Work required => Print every line of the entries verbatim, from the very first line down to and including the line that contains "455, 332, 474]".
== Listing
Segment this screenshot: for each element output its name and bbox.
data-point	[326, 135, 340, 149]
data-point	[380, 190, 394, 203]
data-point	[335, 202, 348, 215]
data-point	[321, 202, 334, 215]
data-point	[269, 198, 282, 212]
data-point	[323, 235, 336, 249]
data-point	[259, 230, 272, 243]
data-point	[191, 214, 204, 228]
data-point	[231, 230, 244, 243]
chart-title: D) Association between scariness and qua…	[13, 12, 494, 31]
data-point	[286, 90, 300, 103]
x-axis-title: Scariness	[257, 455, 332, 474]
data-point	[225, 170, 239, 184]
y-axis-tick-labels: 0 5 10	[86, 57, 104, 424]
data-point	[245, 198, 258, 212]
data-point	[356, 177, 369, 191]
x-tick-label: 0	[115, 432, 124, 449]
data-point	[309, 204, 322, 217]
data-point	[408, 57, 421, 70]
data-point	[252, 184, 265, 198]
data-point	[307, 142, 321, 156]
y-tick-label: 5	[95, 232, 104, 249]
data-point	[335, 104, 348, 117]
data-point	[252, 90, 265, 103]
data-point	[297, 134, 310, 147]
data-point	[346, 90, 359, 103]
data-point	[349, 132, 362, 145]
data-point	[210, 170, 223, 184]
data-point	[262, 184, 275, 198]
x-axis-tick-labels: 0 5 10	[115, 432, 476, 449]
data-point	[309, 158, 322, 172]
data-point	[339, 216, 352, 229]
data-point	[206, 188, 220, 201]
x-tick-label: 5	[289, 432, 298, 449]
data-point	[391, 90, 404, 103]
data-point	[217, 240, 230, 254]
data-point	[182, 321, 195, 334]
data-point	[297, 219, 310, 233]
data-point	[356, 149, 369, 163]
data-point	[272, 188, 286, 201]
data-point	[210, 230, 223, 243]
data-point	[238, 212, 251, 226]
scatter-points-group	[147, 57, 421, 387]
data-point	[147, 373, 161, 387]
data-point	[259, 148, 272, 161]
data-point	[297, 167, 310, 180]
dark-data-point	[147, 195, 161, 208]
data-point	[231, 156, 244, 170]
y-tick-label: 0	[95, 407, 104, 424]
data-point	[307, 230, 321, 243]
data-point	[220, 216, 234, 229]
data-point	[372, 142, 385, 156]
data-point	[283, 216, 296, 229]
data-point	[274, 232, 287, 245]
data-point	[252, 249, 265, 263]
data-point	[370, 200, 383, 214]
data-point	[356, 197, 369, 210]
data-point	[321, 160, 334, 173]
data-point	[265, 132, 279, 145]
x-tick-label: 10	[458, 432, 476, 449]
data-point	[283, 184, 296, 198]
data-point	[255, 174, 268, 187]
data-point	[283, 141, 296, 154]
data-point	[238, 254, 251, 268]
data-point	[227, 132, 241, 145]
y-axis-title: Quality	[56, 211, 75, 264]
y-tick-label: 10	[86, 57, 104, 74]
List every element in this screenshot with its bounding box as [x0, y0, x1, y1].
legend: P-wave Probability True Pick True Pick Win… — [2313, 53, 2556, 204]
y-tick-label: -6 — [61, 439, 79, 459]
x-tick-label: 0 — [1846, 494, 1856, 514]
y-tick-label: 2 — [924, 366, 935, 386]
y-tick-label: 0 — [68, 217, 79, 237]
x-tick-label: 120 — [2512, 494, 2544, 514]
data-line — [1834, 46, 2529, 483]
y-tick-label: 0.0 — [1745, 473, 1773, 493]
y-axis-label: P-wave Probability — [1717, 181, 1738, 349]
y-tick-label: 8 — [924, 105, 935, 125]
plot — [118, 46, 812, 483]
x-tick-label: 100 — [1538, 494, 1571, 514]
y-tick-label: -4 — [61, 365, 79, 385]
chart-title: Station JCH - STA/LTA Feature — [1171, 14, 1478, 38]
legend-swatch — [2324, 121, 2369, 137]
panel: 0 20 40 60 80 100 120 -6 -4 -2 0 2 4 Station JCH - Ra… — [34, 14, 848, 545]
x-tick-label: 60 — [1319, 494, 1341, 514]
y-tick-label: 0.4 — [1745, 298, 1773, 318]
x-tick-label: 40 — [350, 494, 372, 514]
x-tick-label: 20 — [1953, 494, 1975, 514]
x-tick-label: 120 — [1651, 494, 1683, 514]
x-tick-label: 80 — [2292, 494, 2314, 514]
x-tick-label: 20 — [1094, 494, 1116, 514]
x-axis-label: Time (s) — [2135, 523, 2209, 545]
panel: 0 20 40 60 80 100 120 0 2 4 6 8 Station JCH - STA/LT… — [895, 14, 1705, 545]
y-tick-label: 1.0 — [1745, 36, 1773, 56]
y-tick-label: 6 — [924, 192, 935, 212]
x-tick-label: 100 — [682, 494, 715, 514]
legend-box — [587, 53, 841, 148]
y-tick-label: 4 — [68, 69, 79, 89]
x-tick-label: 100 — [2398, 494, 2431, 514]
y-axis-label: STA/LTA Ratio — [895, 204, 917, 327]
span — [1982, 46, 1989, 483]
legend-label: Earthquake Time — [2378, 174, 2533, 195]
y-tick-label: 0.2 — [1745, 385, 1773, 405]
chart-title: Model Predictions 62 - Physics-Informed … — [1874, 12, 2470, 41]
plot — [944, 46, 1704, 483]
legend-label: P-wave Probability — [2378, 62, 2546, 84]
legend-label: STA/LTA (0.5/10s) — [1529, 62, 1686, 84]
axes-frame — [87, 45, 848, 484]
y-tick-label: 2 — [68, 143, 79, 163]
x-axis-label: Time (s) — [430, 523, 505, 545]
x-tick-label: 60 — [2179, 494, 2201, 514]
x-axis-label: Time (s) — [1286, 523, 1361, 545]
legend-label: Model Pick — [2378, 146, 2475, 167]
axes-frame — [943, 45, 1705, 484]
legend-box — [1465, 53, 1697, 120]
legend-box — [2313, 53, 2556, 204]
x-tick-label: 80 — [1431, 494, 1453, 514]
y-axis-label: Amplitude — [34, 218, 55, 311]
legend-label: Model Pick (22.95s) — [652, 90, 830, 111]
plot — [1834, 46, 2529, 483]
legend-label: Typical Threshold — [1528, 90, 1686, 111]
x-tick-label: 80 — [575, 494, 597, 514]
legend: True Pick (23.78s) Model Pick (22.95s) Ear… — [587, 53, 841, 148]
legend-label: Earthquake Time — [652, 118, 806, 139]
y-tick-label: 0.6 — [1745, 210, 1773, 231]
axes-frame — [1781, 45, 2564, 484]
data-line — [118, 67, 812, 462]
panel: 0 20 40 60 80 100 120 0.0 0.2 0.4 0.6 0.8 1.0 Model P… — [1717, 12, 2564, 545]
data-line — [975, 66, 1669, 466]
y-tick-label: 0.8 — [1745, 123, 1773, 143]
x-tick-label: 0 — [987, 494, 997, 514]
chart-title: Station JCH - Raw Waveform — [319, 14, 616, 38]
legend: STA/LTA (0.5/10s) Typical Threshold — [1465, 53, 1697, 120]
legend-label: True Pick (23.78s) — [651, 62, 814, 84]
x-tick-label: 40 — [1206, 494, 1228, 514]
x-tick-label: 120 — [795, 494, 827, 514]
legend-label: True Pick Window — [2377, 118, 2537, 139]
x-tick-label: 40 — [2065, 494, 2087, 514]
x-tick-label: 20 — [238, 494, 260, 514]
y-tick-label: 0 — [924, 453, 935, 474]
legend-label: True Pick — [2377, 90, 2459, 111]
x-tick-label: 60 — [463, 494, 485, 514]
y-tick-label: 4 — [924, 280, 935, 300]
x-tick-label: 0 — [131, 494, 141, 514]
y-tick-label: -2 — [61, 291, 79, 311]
====
Written reply =>
Segment this screenshot: for each element output its name and bbox.
data-point	[326, 135, 340, 149]
data-point	[380, 190, 394, 203]
data-point	[335, 202, 348, 215]
data-point	[321, 202, 334, 215]
data-point	[269, 198, 282, 212]
data-point	[323, 235, 336, 249]
data-point	[259, 230, 272, 243]
data-point	[191, 214, 204, 228]
data-point	[231, 230, 244, 243]
chart-title: D) Association between scariness and qua…	[13, 12, 494, 31]
data-point	[286, 90, 300, 103]
x-axis-title: Scariness	[257, 455, 332, 474]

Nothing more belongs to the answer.